Supplied data:
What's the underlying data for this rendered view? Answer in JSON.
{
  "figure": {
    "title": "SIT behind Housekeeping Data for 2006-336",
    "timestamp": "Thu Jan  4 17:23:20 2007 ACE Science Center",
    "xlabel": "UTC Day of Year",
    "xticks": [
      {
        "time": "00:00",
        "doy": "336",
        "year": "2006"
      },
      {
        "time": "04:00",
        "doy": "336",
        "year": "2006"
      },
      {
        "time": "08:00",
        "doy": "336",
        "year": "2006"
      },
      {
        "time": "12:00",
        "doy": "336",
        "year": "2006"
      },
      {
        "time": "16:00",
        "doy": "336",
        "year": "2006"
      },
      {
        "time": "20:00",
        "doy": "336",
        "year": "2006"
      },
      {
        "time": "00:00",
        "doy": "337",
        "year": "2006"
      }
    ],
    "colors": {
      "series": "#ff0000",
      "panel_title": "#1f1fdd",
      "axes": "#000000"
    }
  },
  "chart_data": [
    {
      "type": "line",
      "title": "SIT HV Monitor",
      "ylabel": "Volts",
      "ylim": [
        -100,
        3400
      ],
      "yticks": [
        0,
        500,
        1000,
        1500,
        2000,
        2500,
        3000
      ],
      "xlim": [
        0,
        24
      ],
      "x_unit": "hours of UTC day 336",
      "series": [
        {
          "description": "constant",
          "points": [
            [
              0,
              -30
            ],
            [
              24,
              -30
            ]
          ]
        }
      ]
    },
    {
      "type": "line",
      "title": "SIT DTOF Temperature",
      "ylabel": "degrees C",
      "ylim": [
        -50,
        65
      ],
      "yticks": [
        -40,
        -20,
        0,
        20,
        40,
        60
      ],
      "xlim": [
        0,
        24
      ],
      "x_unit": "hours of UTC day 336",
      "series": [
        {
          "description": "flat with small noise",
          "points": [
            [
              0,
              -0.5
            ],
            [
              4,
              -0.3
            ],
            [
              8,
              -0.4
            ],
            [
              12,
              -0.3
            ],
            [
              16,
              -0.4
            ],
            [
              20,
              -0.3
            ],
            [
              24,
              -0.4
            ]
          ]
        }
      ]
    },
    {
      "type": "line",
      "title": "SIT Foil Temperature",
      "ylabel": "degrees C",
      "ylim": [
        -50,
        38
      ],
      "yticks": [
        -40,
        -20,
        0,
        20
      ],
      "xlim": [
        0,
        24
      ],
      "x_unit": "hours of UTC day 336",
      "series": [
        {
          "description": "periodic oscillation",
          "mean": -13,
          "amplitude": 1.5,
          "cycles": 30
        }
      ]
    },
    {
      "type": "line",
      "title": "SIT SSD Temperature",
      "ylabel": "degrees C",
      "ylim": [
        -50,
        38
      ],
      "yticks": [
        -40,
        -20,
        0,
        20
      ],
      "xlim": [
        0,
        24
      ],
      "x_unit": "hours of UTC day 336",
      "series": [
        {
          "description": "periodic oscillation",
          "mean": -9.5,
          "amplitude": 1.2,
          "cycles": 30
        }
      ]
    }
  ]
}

What is needed: Write out every entry verbatim.

Solution to the problem:
What's the underlying data for this rendered view? Answer in JSON.
{
  "figure": {
    "title": "SIT behind Housekeeping Data for 2006-336",
    "timestamp": "Thu Jan  4 17:23:20 2007 ACE Science Center",
    "xlabel": "UTC Day of Year",
    "xticks": [
      {
        "time": "00:00",
        "doy": "336",
        "year": "2006"
      },
      {
        "time": "04:00",
        "doy": "336",
        "year": "2006"
      },
      {
        "time": "08:00",
        "doy": "336",
        "year": "2006"
      },
      {
        "time": "12:00",
        "doy": "336",
        "year": "2006"
      },
      {
        "time": "16:00",
        "doy": "336",
        "year": "2006"
      },
      {
        "time": "20:00",
        "doy": "336",
        "year": "2006"
      },
      {
        "time": "00:00",
        "doy": "337",
        "year": "2006"
      }
    ],
    "colors": {
      "series": "#ff0000",
      "panel_title": "#1f1fdd",
      "axes": "#000000"
    }
  },
  "chart_data": [
    {
      "type": "line",
      "title": "SIT HV Monitor",
      "ylabel": "Volts",
      "ylim": [
        -100,
        3400
      ],
      "yticks": [
        0,
        500,
        1000,
        1500,
        2000,
        2500,
        3000
      ],
      "xlim": [
        0,
        24
      ],
      "x_unit": "hours of UTC day 336",
      "series": [
        {
          "description": "constant",
          "points": [
            [
              0,
              -30
            ],
            [
              24,
              -30
            ]
          ]
        }
      ]
    },
    {
      "type": "line",
      "title": "SIT DTOF Temperature",
      "ylabel": "degrees C",
      "ylim": [
        -50,
        65
      ],
      "yticks": [
        -40,
        -20,
        0,
        20,
        40,
        60
      ],
      "xlim": [
        0,
        24
      ],
      "x_unit": "hours of UTC day 336",
      "series": [
        {
          "description": "flat with small noise",
          "points": [
            [
              0,
              -0.5
            ],
            [
              4,
              -0.3
            ],
            [
              8,
              -0.4
            ],
            [
              12,
              -0.3
            ],
            [
              16,
              -0.4
            ],
            [
              20,
              -0.3
            ],
            [
              24,
              -0.4
            ]
          ]
        }
      ]
    },
    {
      "type": "line",
      "title": "SIT Foil Temperature",
      "ylabel": "degrees C",
      "ylim": [
        -50,
        38
      ],
      "yticks": [
        -40,
        -20,
        0,
        20
      ],
      "xlim": [
        0,
        24
      ],
      "x_unit": "hours of UTC day 336",
      "series": [
        {
          "description": "periodic oscillation",
          "mean": -13,
          "amplitude": 1.5,
          "cycles": 30
        }
      ]
    },
    {
      "type": "line",
      "title": "SIT SSD Temperature",
      "ylabel": "degrees C",
      "ylim": [
        -50,
        38
      ],
      "yticks": [
        -40,
        -20,
        0,
        20
      ],
      "xlim": [
        0,
        24
      ],
      "x_unit": "hours of UTC day 336",
      "series": [
        {
          "description": "periodic oscillation",
          "mean": -9.5,
          "amplitude": 1.2,
          "cycles": 30
        }
      ]
    }
  ]
}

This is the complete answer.